** start of DATASET ENTRIES **

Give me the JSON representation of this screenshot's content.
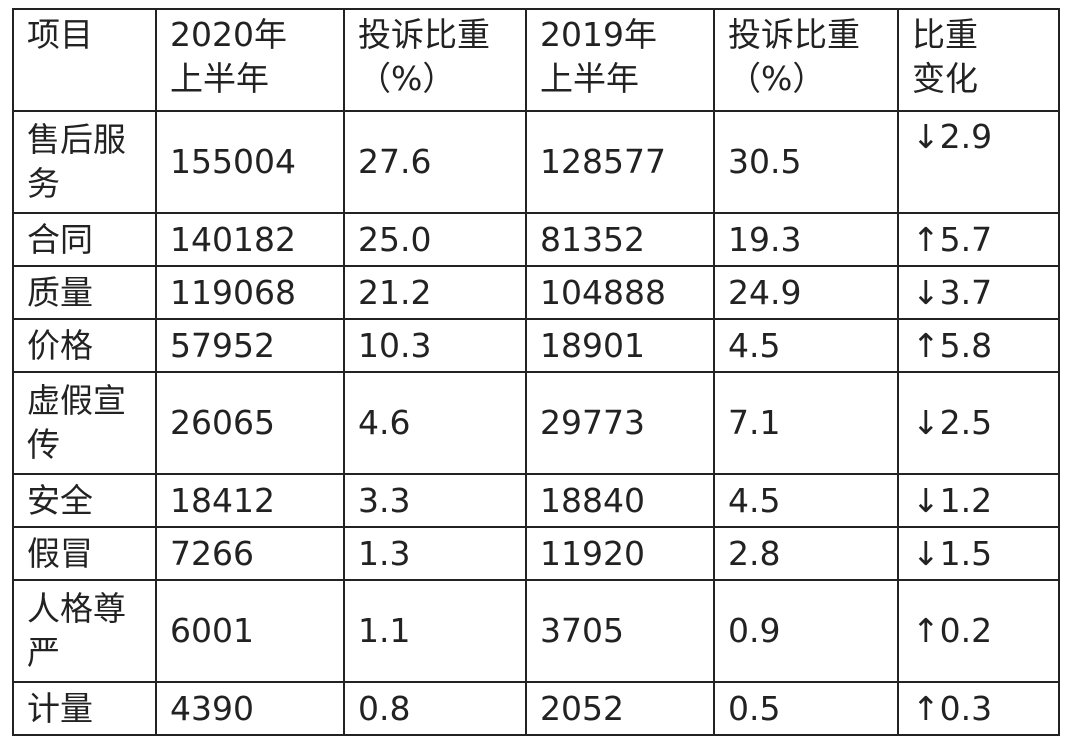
{
  "table": {
    "header": [
      [
        "项目"
      ],
      [
        "2020年",
        "上半年"
      ],
      [
        "投诉比重",
        "（%）"
      ],
      [
        "2019年",
        "上半年"
      ],
      [
        "投诉比重",
        "（%）"
      ],
      [
        "比重",
        "变化"
      ]
    ],
    "rows": [
      [
        "售后服务",
        "155004",
        "27.6",
        "128577",
        "30.5",
        "↓2.9"
      ],
      [
        "合同",
        "140182",
        "25.0",
        "81352",
        "19.3",
        "↑5.7"
      ],
      [
        "质量",
        "119068",
        "21.2",
        "104888",
        "24.9",
        "↓3.7"
      ],
      [
        "价格",
        "57952",
        "10.3",
        "18901",
        "4.5",
        "↑5.8"
      ],
      [
        "虚假宣传",
        "26065",
        "4.6",
        "29773",
        "7.1",
        "↓2.5"
      ],
      [
        "安全",
        "18412",
        "3.3",
        "18840",
        "4.5",
        "↓1.2"
      ],
      [
        "假冒",
        "7266",
        "1.3",
        "11920",
        "2.8",
        "↓1.5"
      ],
      [
        "人格尊严",
        "6001",
        "1.1",
        "3705",
        "0.9",
        "↑0.2"
      ],
      [
        "计量",
        "4390",
        "0.8",
        "2052",
        "0.5",
        "↑0.3"
      ]
    ]
  }
}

** end of DATASET ENTRIES **

▸ **TASK REQUIREMENTS**
The records above must be echoed exactly, minus their pictures.

▸ **SOLVED PROBLEM**
Give me the JSON representation of this screenshot's content.
{
  "table": {
    "header": [
      [
        "项目"
      ],
      [
        "2020年",
        "上半年"
      ],
      [
        "投诉比重",
        "（%）"
      ],
      [
        "2019年",
        "上半年"
      ],
      [
        "投诉比重",
        "（%）"
      ],
      [
        "比重",
        "变化"
      ]
    ],
    "rows": [
      [
        "售后服务",
        "155004",
        "27.6",
        "128577",
        "30.5",
        "↓2.9"
      ],
      [
        "合同",
        "140182",
        "25.0",
        "81352",
        "19.3",
        "↑5.7"
      ],
      [
        "质量",
        "119068",
        "21.2",
        "104888",
        "24.9",
        "↓3.7"
      ],
      [
        "价格",
        "57952",
        "10.3",
        "18901",
        "4.5",
        "↑5.8"
      ],
      [
        "虚假宣传",
        "26065",
        "4.6",
        "29773",
        "7.1",
        "↓2.5"
      ],
      [
        "安全",
        "18412",
        "3.3",
        "18840",
        "4.5",
        "↓1.2"
      ],
      [
        "假冒",
        "7266",
        "1.3",
        "11920",
        "2.8",
        "↓1.5"
      ],
      [
        "人格尊严",
        "6001",
        "1.1",
        "3705",
        "0.9",
        "↑0.2"
      ],
      [
        "计量",
        "4390",
        "0.8",
        "2052",
        "0.5",
        "↑0.3"
      ]
    ]
  }
}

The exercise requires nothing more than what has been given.